#### Instructions for the task
Sort through the entries below and pull out lines containing the word "flush".

#### Dataset rows
------
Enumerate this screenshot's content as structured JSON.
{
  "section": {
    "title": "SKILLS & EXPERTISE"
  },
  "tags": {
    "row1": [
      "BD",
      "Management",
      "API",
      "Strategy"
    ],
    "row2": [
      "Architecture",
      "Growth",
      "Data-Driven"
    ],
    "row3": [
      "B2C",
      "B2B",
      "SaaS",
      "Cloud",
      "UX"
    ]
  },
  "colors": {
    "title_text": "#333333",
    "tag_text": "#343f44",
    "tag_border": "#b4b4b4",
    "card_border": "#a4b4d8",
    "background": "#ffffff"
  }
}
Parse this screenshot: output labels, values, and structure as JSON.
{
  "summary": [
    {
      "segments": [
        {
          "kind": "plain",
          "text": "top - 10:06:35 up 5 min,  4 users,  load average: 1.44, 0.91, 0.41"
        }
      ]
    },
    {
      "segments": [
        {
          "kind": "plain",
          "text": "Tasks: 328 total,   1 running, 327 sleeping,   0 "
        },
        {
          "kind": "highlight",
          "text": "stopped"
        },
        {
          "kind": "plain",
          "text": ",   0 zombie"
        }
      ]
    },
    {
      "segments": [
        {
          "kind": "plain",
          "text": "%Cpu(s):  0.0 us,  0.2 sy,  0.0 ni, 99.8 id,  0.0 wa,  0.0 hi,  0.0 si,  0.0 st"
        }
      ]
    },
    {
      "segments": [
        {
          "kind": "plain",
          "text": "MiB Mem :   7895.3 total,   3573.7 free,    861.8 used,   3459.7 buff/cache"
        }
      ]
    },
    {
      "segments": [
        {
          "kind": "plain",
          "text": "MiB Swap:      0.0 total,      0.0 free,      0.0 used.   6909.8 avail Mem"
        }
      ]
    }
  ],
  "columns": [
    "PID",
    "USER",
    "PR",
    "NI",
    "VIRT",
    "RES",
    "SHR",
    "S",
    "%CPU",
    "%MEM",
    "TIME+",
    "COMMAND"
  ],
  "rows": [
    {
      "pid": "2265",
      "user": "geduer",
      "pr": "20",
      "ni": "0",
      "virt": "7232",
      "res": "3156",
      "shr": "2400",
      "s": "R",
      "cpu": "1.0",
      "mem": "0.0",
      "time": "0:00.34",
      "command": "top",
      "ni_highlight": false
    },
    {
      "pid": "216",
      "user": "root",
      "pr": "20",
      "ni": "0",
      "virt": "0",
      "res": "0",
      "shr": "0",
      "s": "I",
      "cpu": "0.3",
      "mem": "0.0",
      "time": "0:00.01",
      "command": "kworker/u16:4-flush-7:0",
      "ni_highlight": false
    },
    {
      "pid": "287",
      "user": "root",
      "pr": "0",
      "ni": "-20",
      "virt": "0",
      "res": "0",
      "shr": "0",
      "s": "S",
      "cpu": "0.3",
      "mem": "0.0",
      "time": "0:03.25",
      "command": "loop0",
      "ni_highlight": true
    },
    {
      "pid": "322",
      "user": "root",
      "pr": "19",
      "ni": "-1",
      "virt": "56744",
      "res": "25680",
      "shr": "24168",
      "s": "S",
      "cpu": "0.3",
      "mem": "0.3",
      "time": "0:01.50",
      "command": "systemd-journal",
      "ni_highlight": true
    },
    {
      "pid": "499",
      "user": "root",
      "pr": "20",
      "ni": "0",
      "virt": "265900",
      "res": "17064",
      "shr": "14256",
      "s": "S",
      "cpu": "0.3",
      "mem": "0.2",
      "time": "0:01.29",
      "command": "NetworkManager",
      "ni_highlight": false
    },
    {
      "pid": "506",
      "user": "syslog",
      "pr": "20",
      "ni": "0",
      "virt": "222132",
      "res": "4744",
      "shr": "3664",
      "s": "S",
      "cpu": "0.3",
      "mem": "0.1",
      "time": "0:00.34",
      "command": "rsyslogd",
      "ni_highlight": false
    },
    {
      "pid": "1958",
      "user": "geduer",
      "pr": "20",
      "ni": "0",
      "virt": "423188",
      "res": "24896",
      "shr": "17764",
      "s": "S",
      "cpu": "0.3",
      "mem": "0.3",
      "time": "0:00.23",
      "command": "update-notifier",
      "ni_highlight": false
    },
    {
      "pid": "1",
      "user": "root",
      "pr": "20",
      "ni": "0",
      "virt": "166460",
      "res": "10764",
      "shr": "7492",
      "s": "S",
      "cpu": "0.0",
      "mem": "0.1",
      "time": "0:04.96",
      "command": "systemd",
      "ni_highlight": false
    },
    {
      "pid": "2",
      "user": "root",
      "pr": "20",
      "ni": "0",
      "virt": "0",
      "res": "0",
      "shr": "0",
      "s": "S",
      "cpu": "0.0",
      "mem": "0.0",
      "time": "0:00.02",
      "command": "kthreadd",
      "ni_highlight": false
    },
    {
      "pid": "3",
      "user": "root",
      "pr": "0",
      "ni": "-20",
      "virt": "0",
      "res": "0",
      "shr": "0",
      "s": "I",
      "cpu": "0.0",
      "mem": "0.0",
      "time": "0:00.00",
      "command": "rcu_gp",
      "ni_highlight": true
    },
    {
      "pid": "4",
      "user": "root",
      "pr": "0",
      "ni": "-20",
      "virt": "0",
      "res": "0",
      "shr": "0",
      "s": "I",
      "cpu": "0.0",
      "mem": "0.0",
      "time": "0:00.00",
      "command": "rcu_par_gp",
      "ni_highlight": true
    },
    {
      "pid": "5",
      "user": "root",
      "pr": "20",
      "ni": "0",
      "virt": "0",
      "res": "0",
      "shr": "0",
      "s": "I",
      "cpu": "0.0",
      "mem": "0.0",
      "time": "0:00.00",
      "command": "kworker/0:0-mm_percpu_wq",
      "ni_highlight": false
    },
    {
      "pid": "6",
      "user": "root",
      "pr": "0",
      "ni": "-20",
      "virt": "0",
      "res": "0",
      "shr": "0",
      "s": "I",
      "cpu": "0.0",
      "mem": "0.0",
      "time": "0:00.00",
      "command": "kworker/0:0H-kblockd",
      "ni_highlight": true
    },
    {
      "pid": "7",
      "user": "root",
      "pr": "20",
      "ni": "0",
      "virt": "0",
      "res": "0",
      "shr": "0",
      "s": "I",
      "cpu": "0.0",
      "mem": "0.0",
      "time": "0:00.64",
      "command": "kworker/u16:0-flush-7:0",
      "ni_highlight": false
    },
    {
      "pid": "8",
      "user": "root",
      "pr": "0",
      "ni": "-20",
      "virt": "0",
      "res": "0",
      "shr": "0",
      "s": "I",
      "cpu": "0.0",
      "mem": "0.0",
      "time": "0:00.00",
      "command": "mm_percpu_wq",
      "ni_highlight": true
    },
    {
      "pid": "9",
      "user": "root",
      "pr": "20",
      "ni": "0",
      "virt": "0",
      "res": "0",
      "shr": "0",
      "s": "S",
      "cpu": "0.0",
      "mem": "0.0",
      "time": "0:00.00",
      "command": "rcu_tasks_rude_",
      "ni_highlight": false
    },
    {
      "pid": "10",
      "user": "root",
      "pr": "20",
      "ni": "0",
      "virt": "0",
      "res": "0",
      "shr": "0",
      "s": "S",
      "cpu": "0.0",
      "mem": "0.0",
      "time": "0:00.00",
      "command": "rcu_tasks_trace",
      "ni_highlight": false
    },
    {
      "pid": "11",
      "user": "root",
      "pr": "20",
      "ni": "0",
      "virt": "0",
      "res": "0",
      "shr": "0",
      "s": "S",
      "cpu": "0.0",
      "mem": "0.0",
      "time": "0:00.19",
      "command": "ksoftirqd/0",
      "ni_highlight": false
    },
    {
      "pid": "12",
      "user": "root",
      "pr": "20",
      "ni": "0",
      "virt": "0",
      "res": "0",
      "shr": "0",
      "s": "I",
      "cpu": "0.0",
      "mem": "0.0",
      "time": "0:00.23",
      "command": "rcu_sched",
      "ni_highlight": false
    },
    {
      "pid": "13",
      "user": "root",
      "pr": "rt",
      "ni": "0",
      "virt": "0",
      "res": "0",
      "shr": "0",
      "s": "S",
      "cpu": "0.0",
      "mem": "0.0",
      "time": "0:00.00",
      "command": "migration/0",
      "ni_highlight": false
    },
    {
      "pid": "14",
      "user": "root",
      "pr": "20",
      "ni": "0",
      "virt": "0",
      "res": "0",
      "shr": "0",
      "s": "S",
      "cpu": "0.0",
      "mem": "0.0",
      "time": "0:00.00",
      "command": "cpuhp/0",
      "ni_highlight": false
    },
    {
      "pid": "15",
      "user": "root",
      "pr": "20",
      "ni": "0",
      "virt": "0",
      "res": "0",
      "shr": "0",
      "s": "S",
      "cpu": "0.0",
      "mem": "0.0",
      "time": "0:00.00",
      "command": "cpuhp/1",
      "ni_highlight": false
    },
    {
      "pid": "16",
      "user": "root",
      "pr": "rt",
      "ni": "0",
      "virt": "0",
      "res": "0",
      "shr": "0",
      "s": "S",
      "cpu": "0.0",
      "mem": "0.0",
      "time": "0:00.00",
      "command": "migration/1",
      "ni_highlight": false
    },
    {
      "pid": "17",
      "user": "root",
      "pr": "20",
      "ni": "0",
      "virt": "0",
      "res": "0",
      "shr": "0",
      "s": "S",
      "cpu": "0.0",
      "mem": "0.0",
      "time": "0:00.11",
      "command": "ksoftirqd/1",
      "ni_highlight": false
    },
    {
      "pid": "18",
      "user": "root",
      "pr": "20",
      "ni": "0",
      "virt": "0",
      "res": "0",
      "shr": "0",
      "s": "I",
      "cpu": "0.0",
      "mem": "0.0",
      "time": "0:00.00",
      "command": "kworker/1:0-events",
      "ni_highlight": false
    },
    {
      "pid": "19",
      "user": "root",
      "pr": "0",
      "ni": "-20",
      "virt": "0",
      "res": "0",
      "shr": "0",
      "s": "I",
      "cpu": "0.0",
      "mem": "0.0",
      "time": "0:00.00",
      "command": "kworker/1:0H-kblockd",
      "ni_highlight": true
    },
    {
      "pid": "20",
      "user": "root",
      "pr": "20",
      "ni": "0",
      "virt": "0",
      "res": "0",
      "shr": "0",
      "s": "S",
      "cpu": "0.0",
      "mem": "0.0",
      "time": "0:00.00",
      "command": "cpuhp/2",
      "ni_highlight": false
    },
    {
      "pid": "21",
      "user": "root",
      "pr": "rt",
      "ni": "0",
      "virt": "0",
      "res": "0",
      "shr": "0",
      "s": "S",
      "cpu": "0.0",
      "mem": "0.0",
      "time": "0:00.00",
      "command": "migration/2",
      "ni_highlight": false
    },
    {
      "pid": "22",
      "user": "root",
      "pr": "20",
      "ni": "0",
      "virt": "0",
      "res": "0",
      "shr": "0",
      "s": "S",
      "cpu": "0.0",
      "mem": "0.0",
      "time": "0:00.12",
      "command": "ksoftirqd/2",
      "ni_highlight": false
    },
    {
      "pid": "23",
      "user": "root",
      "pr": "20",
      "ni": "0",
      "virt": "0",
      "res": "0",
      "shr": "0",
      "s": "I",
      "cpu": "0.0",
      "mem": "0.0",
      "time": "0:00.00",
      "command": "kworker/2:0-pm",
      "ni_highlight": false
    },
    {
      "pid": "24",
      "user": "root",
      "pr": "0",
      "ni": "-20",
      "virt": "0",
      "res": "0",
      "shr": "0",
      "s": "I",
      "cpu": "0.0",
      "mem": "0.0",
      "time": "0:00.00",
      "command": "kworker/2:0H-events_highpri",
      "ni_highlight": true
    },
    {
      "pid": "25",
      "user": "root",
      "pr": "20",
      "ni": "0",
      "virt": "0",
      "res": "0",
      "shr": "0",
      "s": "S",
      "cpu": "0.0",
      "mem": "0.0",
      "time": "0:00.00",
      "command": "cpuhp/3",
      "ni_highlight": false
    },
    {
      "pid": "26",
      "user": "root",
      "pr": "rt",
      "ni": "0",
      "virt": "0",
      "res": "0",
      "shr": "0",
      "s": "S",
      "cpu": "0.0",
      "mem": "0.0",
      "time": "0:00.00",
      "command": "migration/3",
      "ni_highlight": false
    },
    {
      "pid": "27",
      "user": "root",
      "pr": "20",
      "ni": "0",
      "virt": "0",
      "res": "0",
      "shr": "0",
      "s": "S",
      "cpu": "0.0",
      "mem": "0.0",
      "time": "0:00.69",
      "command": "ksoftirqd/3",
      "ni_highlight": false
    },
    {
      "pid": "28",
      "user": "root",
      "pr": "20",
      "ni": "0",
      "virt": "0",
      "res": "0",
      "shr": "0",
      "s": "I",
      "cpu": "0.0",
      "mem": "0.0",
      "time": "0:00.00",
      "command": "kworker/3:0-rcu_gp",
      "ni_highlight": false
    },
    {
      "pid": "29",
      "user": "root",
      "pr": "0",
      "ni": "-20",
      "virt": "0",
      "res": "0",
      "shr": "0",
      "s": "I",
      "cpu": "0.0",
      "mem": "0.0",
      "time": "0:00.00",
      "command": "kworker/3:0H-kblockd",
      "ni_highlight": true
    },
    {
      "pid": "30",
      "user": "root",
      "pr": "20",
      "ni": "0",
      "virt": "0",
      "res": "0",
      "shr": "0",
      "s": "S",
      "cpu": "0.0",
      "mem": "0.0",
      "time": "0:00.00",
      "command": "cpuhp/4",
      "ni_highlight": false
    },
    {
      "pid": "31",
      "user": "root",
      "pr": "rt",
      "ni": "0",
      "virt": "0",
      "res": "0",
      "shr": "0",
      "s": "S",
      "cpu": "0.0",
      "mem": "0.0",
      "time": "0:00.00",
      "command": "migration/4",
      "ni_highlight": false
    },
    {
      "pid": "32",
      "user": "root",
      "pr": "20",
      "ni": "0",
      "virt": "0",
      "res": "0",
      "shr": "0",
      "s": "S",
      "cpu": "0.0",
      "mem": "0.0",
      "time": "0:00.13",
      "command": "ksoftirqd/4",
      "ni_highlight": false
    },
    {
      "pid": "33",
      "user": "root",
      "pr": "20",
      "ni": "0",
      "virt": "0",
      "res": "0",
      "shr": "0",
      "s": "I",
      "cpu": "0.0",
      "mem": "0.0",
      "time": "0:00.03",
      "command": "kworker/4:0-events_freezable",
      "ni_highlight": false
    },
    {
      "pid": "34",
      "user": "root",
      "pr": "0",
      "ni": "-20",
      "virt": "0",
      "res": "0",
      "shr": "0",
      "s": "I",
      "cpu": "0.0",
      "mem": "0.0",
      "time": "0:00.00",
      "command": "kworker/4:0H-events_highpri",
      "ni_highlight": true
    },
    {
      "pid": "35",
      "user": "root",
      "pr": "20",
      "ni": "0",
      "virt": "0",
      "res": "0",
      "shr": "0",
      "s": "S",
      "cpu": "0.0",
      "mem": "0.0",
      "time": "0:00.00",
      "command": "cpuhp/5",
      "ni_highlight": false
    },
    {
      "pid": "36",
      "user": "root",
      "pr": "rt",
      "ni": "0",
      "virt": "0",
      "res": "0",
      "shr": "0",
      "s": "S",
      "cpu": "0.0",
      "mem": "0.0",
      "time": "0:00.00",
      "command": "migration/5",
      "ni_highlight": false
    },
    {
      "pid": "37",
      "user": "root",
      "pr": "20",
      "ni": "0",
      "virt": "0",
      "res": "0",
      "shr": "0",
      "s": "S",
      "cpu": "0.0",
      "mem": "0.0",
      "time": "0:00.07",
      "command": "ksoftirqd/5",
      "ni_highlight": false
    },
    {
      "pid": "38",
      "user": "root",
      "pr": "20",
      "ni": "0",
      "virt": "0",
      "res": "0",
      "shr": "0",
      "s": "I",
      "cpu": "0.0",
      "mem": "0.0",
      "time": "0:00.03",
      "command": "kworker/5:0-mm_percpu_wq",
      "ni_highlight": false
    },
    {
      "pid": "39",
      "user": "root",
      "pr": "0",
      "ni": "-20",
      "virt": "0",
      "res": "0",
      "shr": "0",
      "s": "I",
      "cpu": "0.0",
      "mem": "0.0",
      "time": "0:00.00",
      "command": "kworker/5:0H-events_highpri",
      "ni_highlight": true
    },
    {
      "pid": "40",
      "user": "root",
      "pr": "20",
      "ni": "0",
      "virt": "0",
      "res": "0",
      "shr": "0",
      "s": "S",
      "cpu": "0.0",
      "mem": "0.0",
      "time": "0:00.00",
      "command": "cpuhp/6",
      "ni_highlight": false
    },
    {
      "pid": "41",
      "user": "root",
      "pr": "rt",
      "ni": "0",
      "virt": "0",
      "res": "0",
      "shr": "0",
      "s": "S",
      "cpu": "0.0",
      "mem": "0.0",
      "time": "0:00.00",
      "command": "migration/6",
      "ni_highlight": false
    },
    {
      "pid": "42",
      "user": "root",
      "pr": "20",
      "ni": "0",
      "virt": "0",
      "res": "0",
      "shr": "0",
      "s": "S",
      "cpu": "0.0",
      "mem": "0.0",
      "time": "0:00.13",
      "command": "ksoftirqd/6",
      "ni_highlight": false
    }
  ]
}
------
#### Reply
      "command": "kworker/u16:4-flush-7:0",
      "command": "kworker/u16:0-flush-7:0",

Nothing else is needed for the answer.